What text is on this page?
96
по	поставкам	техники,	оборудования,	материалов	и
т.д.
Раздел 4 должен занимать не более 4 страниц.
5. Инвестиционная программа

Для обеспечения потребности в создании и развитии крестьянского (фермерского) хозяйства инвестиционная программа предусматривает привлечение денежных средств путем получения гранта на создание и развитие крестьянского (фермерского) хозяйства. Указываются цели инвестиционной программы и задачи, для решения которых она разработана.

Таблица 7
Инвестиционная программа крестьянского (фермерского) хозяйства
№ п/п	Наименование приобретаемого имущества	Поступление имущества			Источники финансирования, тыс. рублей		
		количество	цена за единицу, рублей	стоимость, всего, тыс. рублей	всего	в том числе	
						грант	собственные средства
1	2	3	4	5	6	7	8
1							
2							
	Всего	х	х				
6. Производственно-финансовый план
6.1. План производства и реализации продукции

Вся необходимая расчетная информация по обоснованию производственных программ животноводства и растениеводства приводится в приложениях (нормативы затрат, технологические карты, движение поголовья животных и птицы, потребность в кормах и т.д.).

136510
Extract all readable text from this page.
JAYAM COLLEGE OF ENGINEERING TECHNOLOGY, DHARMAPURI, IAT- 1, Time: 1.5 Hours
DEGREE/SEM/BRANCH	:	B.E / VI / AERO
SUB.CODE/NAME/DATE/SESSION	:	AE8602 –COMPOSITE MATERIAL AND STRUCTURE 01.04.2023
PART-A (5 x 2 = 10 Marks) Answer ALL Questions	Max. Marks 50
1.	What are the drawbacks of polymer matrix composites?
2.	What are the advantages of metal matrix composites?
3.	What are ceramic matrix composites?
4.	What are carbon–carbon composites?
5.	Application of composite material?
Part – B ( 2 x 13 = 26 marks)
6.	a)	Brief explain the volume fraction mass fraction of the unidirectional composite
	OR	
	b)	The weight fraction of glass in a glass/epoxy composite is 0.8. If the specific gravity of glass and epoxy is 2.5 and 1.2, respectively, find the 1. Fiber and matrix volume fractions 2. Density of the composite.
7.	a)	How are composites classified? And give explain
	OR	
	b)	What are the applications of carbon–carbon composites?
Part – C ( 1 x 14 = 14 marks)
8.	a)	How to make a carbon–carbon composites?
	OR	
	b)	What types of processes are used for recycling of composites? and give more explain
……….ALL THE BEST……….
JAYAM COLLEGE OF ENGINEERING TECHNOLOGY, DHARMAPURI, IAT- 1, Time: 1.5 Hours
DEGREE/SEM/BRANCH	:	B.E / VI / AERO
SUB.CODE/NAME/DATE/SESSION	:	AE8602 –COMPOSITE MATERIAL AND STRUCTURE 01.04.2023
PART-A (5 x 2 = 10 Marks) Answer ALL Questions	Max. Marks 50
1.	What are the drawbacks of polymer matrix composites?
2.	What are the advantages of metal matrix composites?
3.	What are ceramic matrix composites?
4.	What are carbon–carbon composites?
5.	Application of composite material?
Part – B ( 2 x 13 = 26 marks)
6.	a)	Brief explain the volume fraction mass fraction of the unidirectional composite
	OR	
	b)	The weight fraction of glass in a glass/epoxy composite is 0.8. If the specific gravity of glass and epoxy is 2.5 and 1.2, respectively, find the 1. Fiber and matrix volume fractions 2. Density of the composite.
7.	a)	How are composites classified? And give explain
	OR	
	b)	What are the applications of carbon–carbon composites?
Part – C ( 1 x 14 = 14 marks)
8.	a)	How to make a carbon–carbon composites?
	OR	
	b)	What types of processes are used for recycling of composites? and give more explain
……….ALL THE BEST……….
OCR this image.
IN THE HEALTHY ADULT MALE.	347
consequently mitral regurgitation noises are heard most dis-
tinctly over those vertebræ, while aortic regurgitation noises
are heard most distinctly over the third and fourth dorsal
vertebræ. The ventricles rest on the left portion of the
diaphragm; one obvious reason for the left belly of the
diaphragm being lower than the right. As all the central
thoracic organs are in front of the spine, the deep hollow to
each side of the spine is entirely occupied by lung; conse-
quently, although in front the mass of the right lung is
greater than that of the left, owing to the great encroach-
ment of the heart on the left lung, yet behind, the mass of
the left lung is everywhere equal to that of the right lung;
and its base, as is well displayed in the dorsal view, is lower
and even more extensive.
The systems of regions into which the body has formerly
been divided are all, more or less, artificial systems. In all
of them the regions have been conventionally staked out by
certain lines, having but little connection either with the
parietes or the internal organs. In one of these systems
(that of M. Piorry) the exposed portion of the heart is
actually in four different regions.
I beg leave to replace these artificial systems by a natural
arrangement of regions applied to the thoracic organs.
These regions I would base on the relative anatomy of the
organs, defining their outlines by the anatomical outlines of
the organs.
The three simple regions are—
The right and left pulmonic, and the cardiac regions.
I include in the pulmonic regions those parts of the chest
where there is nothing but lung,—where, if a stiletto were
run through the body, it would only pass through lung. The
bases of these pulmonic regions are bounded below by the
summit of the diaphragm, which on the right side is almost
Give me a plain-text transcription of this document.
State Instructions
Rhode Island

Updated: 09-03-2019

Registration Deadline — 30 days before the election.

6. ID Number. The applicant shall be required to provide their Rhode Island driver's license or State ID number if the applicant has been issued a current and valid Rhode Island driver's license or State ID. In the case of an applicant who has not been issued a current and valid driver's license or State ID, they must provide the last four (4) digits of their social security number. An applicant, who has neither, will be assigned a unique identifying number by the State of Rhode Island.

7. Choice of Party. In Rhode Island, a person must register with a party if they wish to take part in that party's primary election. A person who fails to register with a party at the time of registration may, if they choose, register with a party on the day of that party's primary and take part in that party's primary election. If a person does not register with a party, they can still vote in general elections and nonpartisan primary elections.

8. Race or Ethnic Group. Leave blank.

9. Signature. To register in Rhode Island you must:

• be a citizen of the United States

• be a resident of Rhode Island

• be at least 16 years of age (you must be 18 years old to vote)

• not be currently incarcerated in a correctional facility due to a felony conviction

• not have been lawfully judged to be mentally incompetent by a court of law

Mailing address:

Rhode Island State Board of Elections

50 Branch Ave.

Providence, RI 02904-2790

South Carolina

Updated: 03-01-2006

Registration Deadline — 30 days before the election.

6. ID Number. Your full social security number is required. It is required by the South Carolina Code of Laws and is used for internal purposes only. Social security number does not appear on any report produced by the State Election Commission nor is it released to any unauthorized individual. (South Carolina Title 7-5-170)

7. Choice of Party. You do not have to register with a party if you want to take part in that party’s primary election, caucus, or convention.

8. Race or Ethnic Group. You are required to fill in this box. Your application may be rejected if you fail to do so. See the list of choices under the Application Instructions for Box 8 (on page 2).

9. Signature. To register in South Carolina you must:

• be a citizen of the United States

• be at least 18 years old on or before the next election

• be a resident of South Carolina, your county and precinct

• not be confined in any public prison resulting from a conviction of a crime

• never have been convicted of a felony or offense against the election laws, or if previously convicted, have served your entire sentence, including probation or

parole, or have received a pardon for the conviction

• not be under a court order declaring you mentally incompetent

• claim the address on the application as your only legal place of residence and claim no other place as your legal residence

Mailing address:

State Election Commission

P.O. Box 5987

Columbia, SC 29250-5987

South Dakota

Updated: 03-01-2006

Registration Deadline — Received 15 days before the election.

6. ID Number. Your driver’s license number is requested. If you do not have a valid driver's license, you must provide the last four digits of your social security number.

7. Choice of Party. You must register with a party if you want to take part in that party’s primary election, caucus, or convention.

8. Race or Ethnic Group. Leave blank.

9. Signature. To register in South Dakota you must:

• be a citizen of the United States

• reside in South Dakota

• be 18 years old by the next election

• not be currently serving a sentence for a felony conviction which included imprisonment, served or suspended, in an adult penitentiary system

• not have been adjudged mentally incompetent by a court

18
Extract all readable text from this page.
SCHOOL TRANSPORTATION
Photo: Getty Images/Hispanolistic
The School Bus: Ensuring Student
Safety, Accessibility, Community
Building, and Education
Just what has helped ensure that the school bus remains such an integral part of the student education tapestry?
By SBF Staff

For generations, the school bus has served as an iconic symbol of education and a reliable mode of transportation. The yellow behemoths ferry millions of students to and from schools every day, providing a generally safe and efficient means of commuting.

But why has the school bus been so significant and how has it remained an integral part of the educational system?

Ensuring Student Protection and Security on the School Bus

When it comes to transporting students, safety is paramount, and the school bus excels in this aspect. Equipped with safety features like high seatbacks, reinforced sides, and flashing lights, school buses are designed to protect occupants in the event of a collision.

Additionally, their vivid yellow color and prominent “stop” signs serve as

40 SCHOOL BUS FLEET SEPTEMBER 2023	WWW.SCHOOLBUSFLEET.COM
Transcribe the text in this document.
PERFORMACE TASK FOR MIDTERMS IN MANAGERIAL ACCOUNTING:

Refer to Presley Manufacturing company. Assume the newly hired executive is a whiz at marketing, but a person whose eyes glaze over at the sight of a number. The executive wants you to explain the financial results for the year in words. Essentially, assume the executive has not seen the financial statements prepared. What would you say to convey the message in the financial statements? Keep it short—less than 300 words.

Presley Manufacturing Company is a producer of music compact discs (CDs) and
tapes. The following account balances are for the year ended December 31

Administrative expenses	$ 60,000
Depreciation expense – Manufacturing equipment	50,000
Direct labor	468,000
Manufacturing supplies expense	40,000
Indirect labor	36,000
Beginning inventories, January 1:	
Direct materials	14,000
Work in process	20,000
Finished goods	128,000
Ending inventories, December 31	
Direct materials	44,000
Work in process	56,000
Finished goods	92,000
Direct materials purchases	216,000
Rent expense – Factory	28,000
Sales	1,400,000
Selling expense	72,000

=-=-=-=-=

▶ _Task to complete_:
Of the lines in the material, how many contain the word "license"? Reply with the number and nothing else.

▶ _The completed task_:
2